Figure contents as structured data
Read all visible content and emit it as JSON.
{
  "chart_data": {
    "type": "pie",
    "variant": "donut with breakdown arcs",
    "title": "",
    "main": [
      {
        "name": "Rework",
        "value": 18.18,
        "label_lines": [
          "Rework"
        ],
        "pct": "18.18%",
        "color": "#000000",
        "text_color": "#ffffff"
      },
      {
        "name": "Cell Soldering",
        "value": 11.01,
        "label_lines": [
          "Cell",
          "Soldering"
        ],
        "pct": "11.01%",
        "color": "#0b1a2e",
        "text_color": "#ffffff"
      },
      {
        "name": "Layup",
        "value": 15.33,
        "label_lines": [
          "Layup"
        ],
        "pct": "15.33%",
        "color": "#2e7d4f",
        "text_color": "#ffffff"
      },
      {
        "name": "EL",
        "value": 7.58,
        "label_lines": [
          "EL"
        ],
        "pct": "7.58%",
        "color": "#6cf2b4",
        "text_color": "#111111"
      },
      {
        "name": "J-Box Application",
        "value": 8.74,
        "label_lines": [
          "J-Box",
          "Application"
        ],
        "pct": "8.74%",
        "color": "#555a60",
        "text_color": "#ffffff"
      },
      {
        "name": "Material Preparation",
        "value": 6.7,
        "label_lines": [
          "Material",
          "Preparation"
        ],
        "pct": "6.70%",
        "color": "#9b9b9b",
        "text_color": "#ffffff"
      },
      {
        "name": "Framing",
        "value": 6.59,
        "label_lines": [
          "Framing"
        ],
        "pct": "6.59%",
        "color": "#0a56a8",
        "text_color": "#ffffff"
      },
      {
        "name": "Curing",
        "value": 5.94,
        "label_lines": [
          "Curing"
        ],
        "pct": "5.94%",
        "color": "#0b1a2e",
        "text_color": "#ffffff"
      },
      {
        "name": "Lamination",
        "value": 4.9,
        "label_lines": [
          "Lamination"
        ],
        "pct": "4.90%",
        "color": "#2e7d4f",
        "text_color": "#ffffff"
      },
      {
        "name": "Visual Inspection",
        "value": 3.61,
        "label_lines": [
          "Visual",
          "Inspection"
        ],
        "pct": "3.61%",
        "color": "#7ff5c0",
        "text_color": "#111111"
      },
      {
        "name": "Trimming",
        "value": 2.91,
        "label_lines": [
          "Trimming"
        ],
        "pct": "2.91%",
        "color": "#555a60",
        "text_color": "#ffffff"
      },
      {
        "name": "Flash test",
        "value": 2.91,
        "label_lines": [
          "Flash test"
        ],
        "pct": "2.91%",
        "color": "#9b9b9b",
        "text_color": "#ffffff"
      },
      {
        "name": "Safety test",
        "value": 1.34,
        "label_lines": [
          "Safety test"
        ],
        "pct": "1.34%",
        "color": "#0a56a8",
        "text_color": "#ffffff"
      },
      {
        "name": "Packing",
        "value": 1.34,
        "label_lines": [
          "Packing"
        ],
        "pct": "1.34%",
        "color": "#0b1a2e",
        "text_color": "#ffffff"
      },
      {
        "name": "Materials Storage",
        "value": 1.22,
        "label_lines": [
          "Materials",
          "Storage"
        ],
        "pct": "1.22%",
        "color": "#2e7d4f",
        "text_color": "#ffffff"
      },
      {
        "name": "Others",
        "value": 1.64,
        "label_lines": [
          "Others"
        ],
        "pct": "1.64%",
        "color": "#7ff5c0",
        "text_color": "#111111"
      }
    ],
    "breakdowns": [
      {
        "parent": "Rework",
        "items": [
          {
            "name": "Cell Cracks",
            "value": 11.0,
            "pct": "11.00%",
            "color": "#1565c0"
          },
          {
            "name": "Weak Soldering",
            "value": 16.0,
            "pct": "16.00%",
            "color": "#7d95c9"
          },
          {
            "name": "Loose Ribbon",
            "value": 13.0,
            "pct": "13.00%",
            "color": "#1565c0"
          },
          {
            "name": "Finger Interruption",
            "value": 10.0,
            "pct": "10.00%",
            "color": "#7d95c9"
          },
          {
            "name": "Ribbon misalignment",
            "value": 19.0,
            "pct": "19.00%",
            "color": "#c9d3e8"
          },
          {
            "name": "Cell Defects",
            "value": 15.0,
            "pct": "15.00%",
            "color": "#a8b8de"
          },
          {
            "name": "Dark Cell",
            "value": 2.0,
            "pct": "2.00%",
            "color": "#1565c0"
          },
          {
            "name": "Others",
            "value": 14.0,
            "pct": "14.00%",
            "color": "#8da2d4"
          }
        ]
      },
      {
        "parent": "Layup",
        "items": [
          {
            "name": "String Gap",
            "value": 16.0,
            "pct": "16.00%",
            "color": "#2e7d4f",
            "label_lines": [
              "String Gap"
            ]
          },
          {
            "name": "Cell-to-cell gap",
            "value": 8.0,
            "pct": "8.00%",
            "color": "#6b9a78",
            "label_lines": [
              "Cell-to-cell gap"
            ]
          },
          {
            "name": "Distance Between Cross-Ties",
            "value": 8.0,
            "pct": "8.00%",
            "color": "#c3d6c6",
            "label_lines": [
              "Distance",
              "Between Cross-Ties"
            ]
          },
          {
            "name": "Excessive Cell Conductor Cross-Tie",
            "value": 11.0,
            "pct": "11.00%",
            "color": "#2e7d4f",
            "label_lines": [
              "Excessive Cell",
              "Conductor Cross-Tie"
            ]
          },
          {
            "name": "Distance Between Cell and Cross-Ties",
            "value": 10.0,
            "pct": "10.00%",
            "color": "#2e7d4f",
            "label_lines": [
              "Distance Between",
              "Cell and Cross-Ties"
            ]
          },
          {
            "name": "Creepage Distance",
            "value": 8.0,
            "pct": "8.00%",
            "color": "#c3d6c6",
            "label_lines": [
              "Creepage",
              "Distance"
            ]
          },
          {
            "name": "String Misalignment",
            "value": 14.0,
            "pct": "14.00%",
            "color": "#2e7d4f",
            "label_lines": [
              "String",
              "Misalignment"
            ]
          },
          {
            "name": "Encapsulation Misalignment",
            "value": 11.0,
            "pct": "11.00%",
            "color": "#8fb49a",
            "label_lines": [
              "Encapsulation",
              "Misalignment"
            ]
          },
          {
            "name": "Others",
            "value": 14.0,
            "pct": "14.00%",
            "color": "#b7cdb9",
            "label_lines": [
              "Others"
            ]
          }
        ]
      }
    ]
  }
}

→ **EXERCISE INSTRUCTIONS**
Go through the records. Copy each line where "Ribbon" appears.

→ **FULL ANSWER**
            "name": "Loose Ribbon",
            "name": "Ribbon misalignment",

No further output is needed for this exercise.